**Brief**: Where does the string "inside" appear in the records? Copy every line that contains it.

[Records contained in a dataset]
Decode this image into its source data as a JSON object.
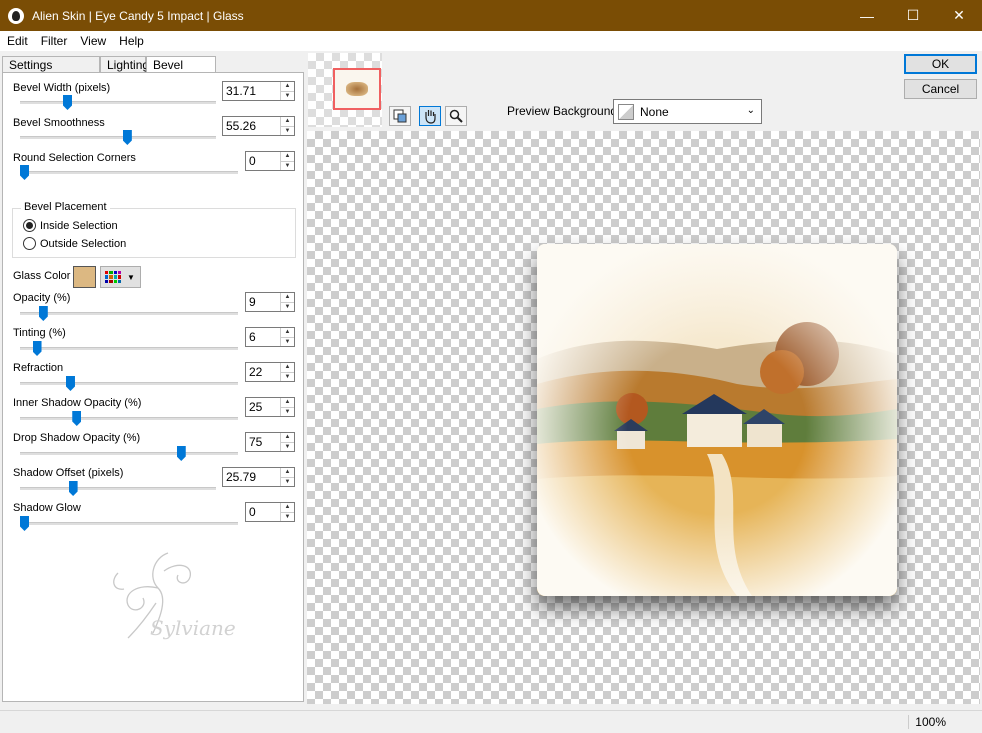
{
  "window": {
    "title": "Alien Skin | Eye Candy 5 Impact | Glass",
    "buttons": {
      "minimize": "—",
      "maximize": "☐",
      "close": "✕"
    }
  },
  "menu": [
    {
      "label": "Edit"
    },
    {
      "label": "Filter"
    },
    {
      "label": "View"
    },
    {
      "label": "Help"
    }
  ],
  "tabs": [
    {
      "label": "Settings"
    },
    {
      "label": "Lighting"
    },
    {
      "label": "Bevel Profile"
    }
  ],
  "controls": {
    "bevel_width": {
      "label": "Bevel Width (pixels)",
      "value": "31.71",
      "level": 0.23
    },
    "bevel_smoothness": {
      "label": "Bevel Smoothness",
      "value": "55.26",
      "level": 0.55
    },
    "round_corners": {
      "label": "Round Selection Corners",
      "value": "0",
      "level": 0.0
    },
    "opacity": {
      "label": "Opacity (%)",
      "value": "9",
      "level": 0.09
    },
    "tinting": {
      "label": "Tinting (%)",
      "value": "6",
      "level": 0.06
    },
    "refraction": {
      "label": "Refraction",
      "value": "22",
      "level": 0.22
    },
    "inner_shadow": {
      "label": "Inner Shadow Opacity (%)",
      "value": "25",
      "level": 0.25
    },
    "drop_shadow": {
      "label": "Drop Shadow Opacity (%)",
      "value": "75",
      "level": 0.75
    },
    "shadow_offset": {
      "label": "Shadow Offset (pixels)",
      "value": "25.79",
      "level": 0.26
    },
    "shadow_glow": {
      "label": "Shadow Glow",
      "value": "0",
      "level": 0.0
    }
  },
  "placement": {
    "title": "Bevel Placement",
    "inside": "Inside Selection",
    "outside": "Outside Selection",
    "selected": "inside"
  },
  "glass_color": {
    "label": "Glass Color",
    "color": "#dcb882"
  },
  "watermark": "Sylviane",
  "preview_background": {
    "label": "Preview Background:",
    "value": "None"
  },
  "dialog": {
    "ok": "OK",
    "cancel": "Cancel"
  },
  "status": {
    "zoom": "100%"
  },
  "colors": {
    "titlebar": "#7a4d05",
    "accent": "#0078d7"
  },
  "icons": {
    "tool1": "thumbnail-navigator-icon",
    "tool2": "hand-icon",
    "tool3": "magnifier-icon"
  }
}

**Solution to the exercise**:
    "inside": "Inside Selection",
    "selected": "inside"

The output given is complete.